## Extracted records
= = = =

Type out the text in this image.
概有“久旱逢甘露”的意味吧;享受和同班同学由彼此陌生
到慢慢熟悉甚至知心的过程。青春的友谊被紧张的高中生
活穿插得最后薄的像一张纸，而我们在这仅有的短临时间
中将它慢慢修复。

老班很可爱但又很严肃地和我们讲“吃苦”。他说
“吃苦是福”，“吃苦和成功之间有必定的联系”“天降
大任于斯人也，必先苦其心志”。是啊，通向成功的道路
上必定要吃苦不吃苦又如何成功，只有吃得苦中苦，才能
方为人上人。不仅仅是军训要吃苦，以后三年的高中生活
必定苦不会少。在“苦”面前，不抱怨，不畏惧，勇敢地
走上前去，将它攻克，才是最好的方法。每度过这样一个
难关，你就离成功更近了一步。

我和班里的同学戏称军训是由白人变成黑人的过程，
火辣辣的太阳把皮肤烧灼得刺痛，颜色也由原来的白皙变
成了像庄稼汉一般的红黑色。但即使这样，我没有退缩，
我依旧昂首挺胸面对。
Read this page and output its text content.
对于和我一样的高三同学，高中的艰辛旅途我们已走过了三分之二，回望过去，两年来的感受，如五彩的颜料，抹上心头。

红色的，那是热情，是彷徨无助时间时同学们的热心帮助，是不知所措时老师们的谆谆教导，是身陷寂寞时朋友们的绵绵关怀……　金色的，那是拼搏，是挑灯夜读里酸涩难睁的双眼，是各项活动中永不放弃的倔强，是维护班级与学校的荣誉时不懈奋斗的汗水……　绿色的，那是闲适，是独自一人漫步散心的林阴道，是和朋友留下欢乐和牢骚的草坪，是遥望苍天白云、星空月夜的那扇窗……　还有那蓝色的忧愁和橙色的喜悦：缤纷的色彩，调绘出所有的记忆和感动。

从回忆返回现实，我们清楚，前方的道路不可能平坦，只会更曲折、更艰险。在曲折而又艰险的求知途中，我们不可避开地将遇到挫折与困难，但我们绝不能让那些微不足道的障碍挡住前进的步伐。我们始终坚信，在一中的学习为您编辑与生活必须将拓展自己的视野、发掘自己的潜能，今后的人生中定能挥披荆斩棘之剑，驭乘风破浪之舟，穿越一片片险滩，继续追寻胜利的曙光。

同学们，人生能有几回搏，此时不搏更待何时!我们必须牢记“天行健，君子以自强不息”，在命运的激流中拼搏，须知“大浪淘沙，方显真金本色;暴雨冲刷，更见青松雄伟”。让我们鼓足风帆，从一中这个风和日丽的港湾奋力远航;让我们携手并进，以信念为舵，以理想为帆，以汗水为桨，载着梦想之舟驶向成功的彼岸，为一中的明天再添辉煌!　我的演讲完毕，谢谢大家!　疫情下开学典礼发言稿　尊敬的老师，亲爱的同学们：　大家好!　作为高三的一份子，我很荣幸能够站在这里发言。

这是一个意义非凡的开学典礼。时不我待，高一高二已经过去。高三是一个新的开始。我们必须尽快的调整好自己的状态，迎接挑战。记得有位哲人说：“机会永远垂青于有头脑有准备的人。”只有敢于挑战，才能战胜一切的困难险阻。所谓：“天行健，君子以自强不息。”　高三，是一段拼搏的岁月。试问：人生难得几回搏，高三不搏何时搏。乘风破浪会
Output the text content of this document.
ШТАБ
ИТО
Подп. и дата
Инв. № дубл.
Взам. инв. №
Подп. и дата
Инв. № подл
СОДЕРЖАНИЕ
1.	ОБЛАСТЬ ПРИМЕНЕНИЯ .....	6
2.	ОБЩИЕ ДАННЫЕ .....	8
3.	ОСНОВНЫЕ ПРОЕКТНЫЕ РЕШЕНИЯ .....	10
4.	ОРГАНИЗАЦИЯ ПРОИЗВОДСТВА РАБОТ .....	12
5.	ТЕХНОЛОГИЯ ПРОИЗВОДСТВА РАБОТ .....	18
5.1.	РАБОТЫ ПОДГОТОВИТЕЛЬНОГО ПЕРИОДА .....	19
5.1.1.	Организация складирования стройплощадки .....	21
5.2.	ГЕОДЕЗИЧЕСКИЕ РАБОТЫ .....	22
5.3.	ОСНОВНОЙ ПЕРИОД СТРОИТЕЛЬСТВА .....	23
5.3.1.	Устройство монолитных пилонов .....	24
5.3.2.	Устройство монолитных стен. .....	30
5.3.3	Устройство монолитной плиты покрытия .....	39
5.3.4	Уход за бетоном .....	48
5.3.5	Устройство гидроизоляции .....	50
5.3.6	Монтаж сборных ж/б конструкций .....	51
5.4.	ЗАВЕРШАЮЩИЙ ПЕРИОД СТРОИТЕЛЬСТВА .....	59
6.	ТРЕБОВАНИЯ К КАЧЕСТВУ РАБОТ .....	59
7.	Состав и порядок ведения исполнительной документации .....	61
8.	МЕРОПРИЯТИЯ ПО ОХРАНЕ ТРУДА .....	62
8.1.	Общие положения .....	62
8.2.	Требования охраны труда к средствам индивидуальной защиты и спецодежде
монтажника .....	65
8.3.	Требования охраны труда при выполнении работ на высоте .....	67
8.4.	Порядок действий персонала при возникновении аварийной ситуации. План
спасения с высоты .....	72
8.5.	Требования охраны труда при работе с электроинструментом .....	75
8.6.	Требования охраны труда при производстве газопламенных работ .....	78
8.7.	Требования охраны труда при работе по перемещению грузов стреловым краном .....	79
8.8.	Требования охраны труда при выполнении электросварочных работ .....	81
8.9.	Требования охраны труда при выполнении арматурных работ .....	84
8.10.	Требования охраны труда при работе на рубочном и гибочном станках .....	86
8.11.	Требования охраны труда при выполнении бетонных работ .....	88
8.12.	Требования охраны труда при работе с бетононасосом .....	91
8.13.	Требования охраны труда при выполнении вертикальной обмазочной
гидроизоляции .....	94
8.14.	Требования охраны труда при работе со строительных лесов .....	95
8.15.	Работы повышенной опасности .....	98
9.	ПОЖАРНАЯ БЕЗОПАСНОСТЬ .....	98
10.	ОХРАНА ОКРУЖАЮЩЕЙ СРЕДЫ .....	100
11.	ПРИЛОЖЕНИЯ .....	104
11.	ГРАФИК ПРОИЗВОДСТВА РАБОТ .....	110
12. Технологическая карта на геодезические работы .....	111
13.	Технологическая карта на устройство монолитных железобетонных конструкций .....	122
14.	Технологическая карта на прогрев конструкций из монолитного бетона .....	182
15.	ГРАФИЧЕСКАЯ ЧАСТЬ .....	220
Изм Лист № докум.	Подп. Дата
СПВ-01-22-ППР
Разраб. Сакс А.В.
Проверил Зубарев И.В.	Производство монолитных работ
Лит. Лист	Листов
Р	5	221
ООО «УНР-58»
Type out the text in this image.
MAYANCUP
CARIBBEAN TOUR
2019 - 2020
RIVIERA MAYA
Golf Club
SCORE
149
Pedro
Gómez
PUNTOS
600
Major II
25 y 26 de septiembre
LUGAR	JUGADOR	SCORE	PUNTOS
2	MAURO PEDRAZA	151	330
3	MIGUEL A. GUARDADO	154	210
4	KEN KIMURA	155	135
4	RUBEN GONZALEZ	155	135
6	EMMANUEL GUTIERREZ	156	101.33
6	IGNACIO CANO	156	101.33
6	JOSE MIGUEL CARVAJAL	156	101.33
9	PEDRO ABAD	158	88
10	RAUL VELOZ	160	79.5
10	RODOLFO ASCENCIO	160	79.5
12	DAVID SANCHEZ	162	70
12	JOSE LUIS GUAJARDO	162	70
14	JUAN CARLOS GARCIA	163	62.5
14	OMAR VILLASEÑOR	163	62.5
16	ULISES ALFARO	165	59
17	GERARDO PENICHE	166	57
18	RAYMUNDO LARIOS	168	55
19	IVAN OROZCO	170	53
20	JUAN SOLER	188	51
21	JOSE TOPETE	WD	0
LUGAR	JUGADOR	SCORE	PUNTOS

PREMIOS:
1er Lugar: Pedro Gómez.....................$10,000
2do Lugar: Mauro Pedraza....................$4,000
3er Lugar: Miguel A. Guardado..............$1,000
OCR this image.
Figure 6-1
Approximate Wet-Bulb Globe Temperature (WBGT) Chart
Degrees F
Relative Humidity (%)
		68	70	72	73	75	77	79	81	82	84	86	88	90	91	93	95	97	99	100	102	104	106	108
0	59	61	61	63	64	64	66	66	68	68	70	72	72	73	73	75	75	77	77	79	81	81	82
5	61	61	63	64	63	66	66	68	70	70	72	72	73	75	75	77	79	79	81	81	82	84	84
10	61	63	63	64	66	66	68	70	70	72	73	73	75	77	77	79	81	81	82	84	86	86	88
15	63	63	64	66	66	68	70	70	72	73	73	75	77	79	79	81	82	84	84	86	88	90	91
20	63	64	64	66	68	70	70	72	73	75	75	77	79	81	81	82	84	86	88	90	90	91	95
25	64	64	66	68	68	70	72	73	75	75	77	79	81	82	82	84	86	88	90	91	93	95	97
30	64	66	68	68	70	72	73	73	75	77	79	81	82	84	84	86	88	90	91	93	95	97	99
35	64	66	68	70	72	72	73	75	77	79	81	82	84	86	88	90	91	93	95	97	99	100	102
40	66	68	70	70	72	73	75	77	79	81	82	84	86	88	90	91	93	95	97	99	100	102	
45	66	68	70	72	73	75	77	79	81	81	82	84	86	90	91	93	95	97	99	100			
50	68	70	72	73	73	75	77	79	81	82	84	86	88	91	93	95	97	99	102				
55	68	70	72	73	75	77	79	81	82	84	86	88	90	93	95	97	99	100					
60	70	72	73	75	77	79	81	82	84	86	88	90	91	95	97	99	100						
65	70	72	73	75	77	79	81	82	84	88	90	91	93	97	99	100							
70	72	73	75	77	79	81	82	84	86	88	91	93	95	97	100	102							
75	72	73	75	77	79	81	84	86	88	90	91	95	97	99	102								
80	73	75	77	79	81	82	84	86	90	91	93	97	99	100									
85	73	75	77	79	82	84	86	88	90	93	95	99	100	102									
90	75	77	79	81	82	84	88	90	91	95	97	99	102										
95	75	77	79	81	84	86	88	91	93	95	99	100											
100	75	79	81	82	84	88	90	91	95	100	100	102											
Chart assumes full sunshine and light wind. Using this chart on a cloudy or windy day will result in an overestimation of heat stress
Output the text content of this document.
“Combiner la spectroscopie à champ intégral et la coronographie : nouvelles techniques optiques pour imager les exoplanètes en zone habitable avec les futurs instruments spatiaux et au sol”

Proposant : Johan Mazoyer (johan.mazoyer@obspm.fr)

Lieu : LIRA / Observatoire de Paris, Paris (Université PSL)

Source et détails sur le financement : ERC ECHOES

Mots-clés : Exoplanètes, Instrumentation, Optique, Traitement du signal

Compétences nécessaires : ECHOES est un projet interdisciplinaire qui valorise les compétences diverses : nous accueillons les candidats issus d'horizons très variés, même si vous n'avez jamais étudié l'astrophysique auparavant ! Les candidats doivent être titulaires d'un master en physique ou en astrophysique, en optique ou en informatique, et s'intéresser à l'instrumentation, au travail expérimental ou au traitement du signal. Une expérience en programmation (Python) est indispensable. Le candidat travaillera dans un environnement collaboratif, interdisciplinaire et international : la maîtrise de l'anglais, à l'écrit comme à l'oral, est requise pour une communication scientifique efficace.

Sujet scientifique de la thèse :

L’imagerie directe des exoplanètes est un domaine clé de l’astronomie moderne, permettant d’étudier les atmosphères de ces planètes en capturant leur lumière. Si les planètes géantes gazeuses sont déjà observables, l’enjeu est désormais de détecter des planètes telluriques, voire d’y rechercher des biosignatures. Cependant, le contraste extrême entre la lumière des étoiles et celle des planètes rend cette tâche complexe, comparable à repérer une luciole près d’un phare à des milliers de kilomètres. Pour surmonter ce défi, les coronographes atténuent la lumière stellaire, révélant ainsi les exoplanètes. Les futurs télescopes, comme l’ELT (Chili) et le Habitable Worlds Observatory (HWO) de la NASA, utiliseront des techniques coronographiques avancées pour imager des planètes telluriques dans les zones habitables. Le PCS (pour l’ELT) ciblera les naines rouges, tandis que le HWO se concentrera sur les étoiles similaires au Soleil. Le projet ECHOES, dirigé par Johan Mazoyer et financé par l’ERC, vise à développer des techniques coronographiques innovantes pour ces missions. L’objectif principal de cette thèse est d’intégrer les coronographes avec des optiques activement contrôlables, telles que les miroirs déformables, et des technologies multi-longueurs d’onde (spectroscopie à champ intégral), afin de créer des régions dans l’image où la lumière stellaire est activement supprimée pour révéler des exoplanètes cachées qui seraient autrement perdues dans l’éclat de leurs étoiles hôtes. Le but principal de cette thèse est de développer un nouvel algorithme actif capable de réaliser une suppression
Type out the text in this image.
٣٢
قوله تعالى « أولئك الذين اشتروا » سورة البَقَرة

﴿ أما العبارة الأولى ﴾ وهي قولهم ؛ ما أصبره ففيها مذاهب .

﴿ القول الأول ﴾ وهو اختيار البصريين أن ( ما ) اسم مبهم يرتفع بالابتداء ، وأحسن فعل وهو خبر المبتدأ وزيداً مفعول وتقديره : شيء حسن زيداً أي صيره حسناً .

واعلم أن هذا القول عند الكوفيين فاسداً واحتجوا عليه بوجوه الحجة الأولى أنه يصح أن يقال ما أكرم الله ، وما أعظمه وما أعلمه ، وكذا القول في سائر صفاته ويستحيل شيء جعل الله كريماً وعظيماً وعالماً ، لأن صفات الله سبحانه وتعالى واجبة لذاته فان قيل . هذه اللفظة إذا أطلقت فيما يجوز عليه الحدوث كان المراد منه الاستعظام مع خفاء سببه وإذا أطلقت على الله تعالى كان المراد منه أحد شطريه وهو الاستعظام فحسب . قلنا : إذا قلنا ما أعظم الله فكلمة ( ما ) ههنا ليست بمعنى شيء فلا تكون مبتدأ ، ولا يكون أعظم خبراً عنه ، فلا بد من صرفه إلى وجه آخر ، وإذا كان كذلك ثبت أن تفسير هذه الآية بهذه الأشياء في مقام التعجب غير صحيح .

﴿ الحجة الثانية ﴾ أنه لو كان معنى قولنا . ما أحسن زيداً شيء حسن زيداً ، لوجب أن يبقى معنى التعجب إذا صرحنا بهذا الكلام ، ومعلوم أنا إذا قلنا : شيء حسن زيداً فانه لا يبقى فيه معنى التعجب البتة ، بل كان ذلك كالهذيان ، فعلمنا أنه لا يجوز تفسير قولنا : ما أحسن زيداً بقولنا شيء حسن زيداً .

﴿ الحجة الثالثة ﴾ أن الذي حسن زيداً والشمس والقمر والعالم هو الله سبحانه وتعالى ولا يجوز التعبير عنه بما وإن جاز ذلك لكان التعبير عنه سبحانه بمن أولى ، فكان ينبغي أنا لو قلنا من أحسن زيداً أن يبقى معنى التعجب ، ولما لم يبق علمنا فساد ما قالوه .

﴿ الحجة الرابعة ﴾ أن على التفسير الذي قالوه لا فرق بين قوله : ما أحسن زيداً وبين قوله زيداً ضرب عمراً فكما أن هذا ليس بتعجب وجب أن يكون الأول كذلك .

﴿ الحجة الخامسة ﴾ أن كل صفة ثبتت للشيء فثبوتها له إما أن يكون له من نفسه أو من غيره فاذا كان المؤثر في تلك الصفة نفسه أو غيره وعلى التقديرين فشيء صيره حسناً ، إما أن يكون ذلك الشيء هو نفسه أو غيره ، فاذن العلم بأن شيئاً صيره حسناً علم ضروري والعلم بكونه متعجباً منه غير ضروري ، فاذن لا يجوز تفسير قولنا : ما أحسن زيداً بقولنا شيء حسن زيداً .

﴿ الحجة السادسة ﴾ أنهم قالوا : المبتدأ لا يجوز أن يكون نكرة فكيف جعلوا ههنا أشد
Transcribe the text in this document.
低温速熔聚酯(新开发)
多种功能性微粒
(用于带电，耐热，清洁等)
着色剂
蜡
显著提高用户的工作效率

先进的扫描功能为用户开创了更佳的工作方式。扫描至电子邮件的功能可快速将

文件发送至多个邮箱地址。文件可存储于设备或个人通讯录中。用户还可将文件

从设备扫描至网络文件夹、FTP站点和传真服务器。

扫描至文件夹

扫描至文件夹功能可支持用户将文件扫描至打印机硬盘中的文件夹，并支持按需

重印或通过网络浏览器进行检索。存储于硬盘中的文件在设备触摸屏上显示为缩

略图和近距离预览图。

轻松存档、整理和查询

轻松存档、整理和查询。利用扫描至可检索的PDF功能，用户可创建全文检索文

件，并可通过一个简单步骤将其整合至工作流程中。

= = = =

## INSTRUCTION
From the line holding "Transcribe the text in this document." down to the final line above, quote every line exactly and only those lines.

## WRITTEN RESPONSE
Transcribe the text in this document.
低温速熔聚酯(新开发)
多种功能性微粒
(用于带电，耐热，清洁等)
着色剂
蜡
显著提高用户的工作效率

先进的扫描功能为用户开创了更佳的工作方式。扫描至电子邮件的功能可快速将

文件发送至多个邮箱地址。文件可存储于设备或个人通讯录中。用户还可将文件

从设备扫描至网络文件夹、FTP站点和传真服务器。

扫描至文件夹

扫描至文件夹功能可支持用户将文件扫描至打印机硬盘中的文件夹，并支持按需

重印或通过网络浏览器进行检索。存储于硬盘中的文件在设备触摸屏上显示为缩

略图和近距离预览图。

轻松存档、整理和查询

轻松存档、整理和查询。利用扫描至可检索的PDF功能，用户可创建全文检索文

件，并可通过一个简单步骤将其整合至工作流程中。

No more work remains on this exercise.